-- TO BE DONE --
Sort through the data and copy the lines holding the word "name".
--- start of EXTRACTED DATA ---
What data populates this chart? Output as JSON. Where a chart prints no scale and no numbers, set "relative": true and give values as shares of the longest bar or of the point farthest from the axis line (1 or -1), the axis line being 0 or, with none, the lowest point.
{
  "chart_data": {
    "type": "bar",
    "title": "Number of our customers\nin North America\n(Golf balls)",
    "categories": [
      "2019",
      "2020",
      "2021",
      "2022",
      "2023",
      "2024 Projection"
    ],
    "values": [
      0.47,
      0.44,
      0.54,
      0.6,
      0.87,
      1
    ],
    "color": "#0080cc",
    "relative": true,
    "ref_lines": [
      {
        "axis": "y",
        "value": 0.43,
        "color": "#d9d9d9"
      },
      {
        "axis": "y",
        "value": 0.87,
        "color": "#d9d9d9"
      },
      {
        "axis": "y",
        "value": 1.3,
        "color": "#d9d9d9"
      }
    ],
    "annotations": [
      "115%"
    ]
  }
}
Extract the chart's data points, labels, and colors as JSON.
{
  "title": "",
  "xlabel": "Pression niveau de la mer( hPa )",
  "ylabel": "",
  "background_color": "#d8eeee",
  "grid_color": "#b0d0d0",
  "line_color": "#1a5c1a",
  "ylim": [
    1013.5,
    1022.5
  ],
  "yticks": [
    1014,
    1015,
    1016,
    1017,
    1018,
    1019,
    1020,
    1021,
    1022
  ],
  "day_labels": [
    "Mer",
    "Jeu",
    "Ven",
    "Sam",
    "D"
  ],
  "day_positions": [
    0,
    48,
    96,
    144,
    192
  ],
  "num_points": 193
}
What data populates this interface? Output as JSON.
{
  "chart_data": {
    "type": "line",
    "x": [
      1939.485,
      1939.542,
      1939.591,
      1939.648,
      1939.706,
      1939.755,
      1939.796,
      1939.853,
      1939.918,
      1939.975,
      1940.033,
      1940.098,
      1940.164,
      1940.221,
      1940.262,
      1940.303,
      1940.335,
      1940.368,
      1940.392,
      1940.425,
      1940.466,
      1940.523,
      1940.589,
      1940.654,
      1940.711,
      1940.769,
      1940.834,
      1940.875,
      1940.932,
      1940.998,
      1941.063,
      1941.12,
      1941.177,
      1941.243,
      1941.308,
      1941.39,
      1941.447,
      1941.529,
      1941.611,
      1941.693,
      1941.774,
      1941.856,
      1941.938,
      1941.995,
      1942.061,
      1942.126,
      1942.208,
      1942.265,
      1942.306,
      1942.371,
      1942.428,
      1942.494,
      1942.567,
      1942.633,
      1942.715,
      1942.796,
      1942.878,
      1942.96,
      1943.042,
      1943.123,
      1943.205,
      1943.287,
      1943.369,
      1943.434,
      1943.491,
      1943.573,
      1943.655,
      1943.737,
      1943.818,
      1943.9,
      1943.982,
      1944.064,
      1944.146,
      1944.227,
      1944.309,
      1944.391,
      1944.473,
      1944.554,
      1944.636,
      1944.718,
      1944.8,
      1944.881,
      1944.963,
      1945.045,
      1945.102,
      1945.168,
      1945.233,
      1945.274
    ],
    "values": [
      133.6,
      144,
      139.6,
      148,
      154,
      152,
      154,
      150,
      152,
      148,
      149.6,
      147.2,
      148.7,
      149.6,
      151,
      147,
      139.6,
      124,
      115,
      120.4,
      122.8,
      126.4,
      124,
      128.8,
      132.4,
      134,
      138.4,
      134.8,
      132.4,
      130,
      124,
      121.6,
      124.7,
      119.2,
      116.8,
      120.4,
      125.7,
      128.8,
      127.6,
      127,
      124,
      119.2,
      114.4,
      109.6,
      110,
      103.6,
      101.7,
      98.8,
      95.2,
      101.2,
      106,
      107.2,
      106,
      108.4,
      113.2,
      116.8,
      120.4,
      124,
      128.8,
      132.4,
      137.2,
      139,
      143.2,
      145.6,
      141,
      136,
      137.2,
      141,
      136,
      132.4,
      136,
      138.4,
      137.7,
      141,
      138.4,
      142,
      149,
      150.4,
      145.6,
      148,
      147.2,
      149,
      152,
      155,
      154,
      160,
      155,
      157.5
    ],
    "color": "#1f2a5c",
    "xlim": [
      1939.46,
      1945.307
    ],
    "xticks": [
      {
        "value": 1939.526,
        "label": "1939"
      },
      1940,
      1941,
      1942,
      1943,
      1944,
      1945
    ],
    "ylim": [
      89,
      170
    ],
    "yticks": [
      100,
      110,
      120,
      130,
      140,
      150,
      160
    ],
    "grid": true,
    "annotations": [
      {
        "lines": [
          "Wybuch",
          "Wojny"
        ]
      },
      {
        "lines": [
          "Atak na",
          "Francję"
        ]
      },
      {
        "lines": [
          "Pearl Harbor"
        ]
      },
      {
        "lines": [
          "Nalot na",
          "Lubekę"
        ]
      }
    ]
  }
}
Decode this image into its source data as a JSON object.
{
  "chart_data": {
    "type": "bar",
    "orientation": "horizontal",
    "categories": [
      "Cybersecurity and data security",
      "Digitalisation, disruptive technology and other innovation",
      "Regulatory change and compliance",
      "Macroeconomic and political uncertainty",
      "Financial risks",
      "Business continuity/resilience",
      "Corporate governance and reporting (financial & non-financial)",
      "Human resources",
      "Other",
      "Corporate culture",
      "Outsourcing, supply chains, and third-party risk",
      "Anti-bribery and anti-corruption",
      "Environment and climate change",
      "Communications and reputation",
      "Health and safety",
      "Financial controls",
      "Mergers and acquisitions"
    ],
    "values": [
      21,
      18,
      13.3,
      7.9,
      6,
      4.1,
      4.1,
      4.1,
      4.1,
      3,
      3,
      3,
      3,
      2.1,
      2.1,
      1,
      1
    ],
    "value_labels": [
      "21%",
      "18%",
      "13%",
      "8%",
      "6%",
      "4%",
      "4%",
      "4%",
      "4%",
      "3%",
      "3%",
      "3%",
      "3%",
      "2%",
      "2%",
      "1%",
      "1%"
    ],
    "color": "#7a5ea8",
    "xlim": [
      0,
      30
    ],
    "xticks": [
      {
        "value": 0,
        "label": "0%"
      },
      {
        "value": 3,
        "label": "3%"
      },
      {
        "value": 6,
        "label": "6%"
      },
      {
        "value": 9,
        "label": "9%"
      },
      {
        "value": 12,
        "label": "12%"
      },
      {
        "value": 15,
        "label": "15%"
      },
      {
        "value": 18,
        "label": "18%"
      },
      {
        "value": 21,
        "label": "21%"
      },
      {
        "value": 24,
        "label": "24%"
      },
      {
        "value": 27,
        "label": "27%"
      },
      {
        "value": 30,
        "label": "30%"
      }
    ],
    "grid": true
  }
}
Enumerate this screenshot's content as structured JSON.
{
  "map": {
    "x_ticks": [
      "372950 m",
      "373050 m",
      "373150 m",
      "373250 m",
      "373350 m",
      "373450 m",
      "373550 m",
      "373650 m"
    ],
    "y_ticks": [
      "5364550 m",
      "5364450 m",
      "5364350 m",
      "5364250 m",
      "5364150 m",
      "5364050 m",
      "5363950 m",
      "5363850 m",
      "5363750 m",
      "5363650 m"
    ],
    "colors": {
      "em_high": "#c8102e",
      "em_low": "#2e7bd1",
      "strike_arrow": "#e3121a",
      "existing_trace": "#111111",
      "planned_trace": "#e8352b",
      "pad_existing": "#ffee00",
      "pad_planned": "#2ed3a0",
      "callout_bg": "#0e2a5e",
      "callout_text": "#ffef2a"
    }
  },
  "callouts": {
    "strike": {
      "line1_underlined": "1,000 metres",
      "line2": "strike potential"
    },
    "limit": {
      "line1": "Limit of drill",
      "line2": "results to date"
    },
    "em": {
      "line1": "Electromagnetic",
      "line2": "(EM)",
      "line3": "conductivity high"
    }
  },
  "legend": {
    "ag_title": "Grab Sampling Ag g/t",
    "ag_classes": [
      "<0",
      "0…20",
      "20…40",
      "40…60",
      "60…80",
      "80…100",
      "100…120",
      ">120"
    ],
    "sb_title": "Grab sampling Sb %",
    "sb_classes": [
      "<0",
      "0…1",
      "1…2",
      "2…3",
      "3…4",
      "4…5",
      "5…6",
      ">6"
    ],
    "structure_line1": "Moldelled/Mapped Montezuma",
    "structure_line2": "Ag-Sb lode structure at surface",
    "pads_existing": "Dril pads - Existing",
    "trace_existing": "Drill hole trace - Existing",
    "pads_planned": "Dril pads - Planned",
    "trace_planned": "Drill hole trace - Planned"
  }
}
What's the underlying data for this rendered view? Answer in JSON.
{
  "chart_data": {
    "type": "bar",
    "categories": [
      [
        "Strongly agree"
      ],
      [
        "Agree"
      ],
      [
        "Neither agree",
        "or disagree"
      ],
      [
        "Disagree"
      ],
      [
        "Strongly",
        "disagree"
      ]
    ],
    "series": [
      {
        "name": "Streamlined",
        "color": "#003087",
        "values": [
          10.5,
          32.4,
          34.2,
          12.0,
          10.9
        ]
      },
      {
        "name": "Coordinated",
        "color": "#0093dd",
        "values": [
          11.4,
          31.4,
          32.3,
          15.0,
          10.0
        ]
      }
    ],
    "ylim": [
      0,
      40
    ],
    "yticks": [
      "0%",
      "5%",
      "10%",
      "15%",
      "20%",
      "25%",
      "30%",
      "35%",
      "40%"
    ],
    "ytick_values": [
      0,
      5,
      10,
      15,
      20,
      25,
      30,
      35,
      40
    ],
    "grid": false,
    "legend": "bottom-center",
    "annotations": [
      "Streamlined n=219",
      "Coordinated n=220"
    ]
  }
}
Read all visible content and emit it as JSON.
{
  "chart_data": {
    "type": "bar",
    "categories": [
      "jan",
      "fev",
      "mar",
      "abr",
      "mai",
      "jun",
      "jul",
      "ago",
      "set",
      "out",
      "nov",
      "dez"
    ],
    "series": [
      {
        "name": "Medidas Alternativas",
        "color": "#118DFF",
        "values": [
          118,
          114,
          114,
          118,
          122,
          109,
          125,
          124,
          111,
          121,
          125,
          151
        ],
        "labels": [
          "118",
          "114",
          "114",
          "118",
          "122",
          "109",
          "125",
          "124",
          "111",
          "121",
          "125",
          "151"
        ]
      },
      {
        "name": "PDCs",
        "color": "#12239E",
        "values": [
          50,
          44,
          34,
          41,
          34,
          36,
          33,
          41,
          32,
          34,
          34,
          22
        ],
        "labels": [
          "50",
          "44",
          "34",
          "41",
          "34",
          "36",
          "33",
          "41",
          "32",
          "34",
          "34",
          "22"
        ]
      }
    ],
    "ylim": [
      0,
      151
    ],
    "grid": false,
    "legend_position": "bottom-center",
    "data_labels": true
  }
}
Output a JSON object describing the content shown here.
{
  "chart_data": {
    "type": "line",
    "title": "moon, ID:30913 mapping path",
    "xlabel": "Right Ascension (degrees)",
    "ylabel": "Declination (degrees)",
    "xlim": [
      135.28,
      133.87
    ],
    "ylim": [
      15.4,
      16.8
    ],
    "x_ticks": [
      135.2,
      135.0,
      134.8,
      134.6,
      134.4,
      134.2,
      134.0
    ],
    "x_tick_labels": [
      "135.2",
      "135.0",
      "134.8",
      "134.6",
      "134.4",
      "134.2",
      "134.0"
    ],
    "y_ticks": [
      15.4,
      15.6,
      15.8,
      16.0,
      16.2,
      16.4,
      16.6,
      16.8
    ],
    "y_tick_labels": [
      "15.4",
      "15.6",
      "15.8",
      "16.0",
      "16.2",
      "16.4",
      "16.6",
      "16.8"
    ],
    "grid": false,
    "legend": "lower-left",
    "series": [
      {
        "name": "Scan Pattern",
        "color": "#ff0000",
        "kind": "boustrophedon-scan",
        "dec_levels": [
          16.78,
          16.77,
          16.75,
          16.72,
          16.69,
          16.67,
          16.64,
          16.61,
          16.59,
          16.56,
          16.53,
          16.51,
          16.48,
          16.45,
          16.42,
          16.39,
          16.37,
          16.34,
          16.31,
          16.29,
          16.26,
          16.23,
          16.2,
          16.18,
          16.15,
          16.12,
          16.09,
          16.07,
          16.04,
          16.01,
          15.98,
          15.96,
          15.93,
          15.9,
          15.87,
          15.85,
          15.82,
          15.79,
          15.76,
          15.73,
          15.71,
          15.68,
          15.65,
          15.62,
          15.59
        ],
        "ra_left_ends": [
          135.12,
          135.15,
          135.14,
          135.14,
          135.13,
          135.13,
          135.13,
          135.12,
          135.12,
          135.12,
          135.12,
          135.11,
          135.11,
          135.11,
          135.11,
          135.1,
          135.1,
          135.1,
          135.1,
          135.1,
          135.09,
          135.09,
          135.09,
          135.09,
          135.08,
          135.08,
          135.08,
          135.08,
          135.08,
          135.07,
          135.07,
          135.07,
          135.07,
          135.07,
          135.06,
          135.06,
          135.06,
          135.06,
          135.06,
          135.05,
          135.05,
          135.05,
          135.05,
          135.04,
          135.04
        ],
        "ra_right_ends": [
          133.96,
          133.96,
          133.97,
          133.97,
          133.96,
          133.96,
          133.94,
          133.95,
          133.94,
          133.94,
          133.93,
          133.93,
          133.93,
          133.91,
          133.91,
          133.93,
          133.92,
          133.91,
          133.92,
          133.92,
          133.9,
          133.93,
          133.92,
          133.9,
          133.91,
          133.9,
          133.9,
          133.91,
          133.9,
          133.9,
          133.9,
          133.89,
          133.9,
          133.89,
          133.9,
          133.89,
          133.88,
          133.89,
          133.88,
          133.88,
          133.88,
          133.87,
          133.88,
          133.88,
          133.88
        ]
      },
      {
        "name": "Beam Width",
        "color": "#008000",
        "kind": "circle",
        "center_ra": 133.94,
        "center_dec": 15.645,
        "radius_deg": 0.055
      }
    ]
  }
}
--- end of EXTRACTED DATA ---
-- WRITTEN REPLY --
        "name": "Streamlined",
        "name": "Coordinated",
        "name": "Medidas Alternativas",
        "name": "PDCs",
        "name": "Scan Pattern",
        "name": "Beam Width",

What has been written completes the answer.